== What to produce ==
Quote the records below in full, exactly as given, with the images taken out.

== Data lines ==
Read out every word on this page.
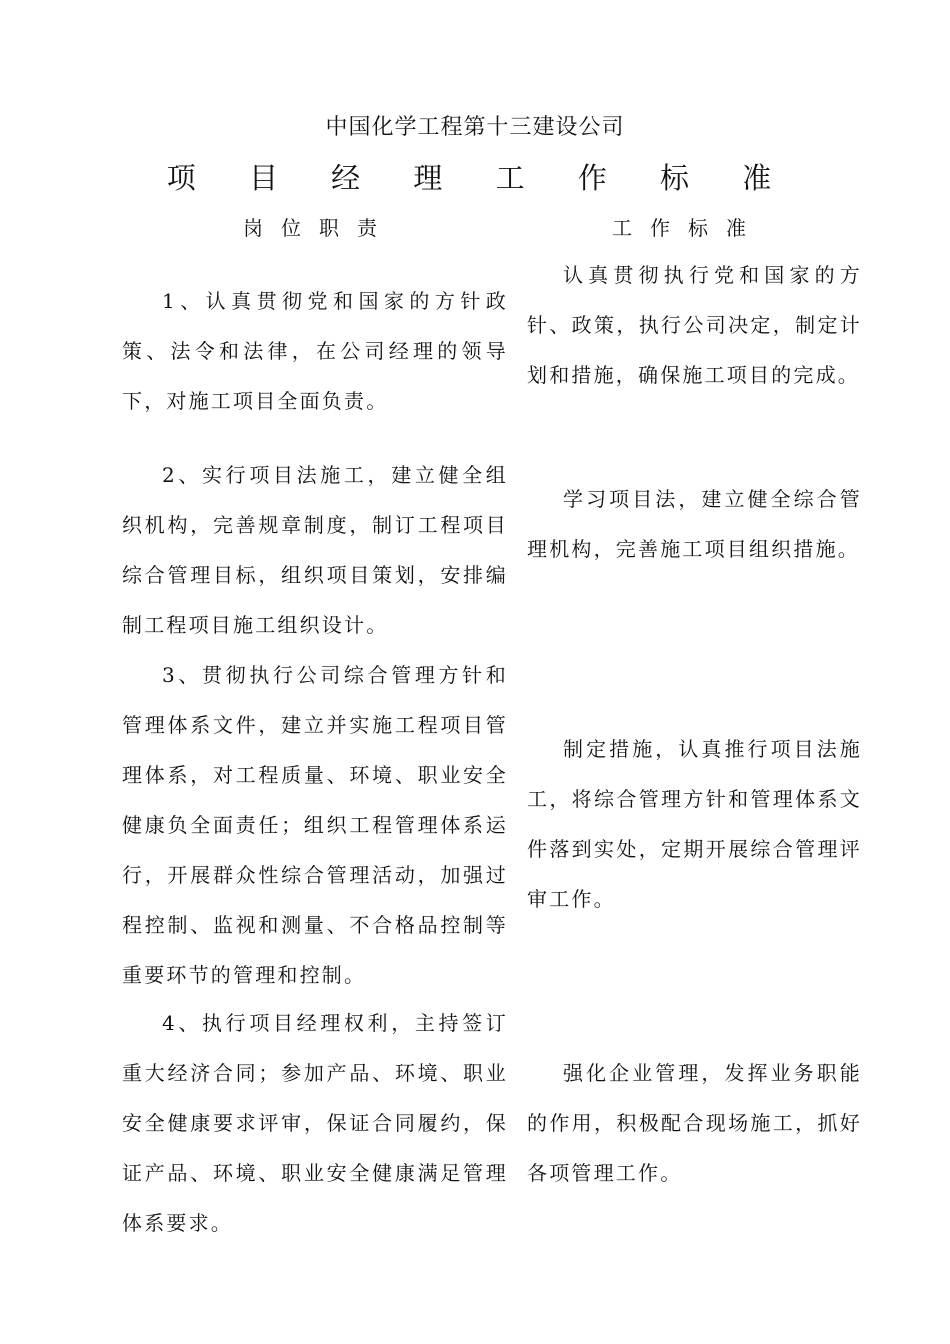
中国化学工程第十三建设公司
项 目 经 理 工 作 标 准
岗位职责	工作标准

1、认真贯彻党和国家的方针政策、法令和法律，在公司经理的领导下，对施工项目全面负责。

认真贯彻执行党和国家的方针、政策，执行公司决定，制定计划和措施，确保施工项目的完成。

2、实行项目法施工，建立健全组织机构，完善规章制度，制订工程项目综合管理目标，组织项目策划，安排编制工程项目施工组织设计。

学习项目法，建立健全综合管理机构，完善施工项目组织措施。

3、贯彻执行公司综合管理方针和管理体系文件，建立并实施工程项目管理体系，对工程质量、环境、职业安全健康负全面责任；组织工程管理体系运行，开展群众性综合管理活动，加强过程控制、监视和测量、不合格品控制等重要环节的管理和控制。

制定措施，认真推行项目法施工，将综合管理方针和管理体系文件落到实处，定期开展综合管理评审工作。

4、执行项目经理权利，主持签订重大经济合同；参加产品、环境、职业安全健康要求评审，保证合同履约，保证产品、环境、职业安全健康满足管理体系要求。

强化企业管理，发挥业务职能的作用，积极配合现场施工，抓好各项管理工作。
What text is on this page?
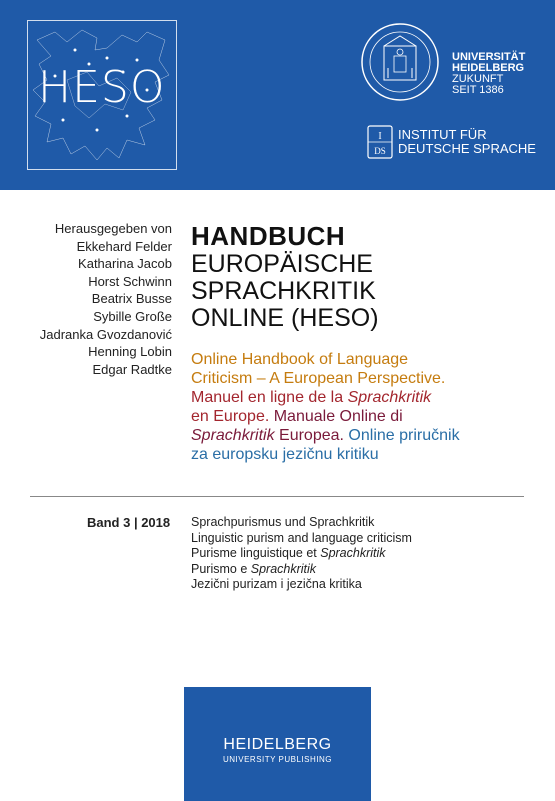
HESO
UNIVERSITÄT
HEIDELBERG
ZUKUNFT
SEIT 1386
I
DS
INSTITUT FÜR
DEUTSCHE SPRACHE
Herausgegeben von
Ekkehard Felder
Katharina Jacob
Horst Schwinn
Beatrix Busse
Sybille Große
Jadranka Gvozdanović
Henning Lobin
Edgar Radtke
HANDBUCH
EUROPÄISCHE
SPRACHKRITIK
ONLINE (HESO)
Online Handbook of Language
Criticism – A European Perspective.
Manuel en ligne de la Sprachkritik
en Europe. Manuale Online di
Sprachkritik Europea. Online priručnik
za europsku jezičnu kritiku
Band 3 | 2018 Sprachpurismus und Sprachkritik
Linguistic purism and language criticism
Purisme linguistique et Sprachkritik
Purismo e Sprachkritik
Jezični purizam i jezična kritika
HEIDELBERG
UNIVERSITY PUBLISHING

== Answer to this task ==
Read out every word on this page.
中国化学工程第十三建设公司
项 目 经 理 工 作 标 准
岗位职责	工作标准

1、认真贯彻党和国家的方针政策、法令和法律，在公司经理的领导下，对施工项目全面负责。

认真贯彻执行党和国家的方针、政策，执行公司决定，制定计划和措施，确保施工项目的完成。

2、实行项目法施工，建立健全组织机构，完善规章制度，制订工程项目综合管理目标，组织项目策划，安排编制工程项目施工组织设计。

学习项目法，建立健全综合管理机构，完善施工项目组织措施。

3、贯彻执行公司综合管理方针和管理体系文件，建立并实施工程项目管理体系，对工程质量、环境、职业安全健康负全面责任；组织工程管理体系运行，开展群众性综合管理活动，加强过程控制、监视和测量、不合格品控制等重要环节的管理和控制。

制定措施，认真推行项目法施工，将综合管理方针和管理体系文件落到实处，定期开展综合管理评审工作。

4、执行项目经理权利，主持签订重大经济合同；参加产品、环境、职业安全健康要求评审，保证合同履约，保证产品、环境、职业安全健康满足管理体系要求。

强化企业管理，发挥业务职能的作用，积极配合现场施工，抓好各项管理工作。
What text is on this page?
HESO
UNIVERSITÄT
HEIDELBERG
ZUKUNFT
SEIT 1386
I
DS
INSTITUT FÜR
DEUTSCHE SPRACHE
Herausgegeben von
Ekkehard Felder
Katharina Jacob
Horst Schwinn
Beatrix Busse
Sybille Große
Jadranka Gvozdanović
Henning Lobin
Edgar Radtke
HANDBUCH
EUROPÄISCHE
SPRACHKRITIK
ONLINE (HESO)
Online Handbook of Language
Criticism – A European Perspective.
Manuel en ligne de la Sprachkritik
en Europe. Manuale Online di
Sprachkritik Europea. Online priručnik
za europsku jezičnu kritiku
Band 3 | 2018 Sprachpurismus und Sprachkritik
Linguistic purism and language criticism
Purisme linguistique et Sprachkritik
Purismo e Sprachkritik
Jezični purizam i jezična kritika
HEIDELBERG
UNIVERSITY PUBLISHING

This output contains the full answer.